* EXERCISE INSTRUCTIONS *
Down to the last line, restate the listing below exactly.

[DATA SUPPLIED — start]

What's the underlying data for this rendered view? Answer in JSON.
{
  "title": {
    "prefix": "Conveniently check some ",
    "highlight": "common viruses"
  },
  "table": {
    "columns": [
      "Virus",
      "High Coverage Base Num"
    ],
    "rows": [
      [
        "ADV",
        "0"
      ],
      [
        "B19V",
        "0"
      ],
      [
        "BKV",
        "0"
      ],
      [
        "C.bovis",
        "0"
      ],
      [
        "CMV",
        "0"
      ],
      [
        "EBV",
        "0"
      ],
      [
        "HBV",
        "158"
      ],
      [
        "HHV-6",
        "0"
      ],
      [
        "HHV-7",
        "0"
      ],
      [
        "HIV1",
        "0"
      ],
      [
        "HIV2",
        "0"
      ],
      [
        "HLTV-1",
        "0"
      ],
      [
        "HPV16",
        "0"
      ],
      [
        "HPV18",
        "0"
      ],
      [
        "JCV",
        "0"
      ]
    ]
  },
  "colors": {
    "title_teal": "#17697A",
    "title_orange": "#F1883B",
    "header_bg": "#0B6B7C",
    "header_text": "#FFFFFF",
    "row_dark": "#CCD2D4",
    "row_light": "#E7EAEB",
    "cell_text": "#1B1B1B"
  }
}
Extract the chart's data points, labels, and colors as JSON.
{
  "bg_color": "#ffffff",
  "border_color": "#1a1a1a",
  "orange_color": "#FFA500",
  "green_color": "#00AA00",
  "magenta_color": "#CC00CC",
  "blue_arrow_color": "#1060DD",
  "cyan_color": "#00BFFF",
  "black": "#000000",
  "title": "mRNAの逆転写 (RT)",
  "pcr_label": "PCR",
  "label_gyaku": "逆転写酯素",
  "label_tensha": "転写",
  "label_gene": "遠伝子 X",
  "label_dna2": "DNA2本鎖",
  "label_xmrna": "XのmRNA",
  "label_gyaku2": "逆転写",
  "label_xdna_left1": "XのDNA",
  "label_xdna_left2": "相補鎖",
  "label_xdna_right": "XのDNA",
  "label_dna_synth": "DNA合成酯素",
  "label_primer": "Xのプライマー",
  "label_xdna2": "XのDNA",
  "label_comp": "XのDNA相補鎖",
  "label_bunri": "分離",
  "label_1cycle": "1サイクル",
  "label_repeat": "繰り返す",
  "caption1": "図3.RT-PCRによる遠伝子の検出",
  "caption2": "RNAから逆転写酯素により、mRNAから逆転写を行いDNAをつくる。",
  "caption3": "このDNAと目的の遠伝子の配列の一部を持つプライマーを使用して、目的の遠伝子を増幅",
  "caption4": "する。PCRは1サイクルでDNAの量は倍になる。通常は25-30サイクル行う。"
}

[DATA SUPPLIED — finish]

* TASK ANSWER *
What's the underlying data for this rendered view? Answer in JSON.
{
  "title": {
    "prefix": "Conveniently check some ",
    "highlight": "common viruses"
  },
  "table": {
    "columns": [
      "Virus",
      "High Coverage Base Num"
    ],
    "rows": [
      [
        "ADV",
        "0"
      ],
      [
        "B19V",
        "0"
      ],
      [
        "BKV",
        "0"
      ],
      [
        "C.bovis",
        "0"
      ],
      [
        "CMV",
        "0"
      ],
      [
        "EBV",
        "0"
      ],
      [
        "HBV",
        "158"
      ],
      [
        "HHV-6",
        "0"
      ],
      [
        "HHV-7",
        "0"
      ],
      [
        "HIV1",
        "0"
      ],
      [
        "HIV2",
        "0"
      ],
      [
        "HLTV-1",
        "0"
      ],
      [
        "HPV16",
        "0"
      ],
      [
        "HPV18",
        "0"
      ],
      [
        "JCV",
        "0"
      ]
    ]
  },
  "colors": {
    "title_teal": "#17697A",
    "title_orange": "#F1883B",
    "header_bg": "#0B6B7C",
    "header_text": "#FFFFFF",
    "row_dark": "#CCD2D4",
    "row_light": "#E7EAEB",
    "cell_text": "#1B1B1B"
  }
}
Extract the chart's data points, labels, and colors as JSON.
{
  "bg_color": "#ffffff",
  "border_color": "#1a1a1a",
  "orange_color": "#FFA500",
  "green_color": "#00AA00",
  "magenta_color": "#CC00CC",
  "blue_arrow_color": "#1060DD",
  "cyan_color": "#00BFFF",
  "black": "#000000",
  "title": "mRNAの逆転写 (RT)",
  "pcr_label": "PCR",
  "label_gyaku": "逆転写酯素",
  "label_tensha": "転写",
  "label_gene": "遠伝子 X",
  "label_dna2": "DNA2本鎖",
  "label_xmrna": "XのmRNA",
  "label_gyaku2": "逆転写",
  "label_xdna_left1": "XのDNA",
  "label_xdna_left2": "相補鎖",
  "label_xdna_right": "XのDNA",
  "label_dna_synth": "DNA合成酯素",
  "label_primer": "Xのプライマー",
  "label_xdna2": "XのDNA",
  "label_comp": "XのDNA相補鎖",
  "label_bunri": "分離",
  "label_1cycle": "1サイクル",
  "label_repeat": "繰り返す",
  "caption1": "図3.RT-PCRによる遠伝子の検出",
  "caption2": "RNAから逆転写酯素により、mRNAから逆転写を行いDNAをつくる。",
  "caption3": "このDNAと目的の遠伝子の配列の一部を持つプライマーを使用して、目的の遠伝子を増幅",
  "caption4": "する。PCRは1サイクルでDNAの量は倍になる。通常は25-30サイクル行う。"
}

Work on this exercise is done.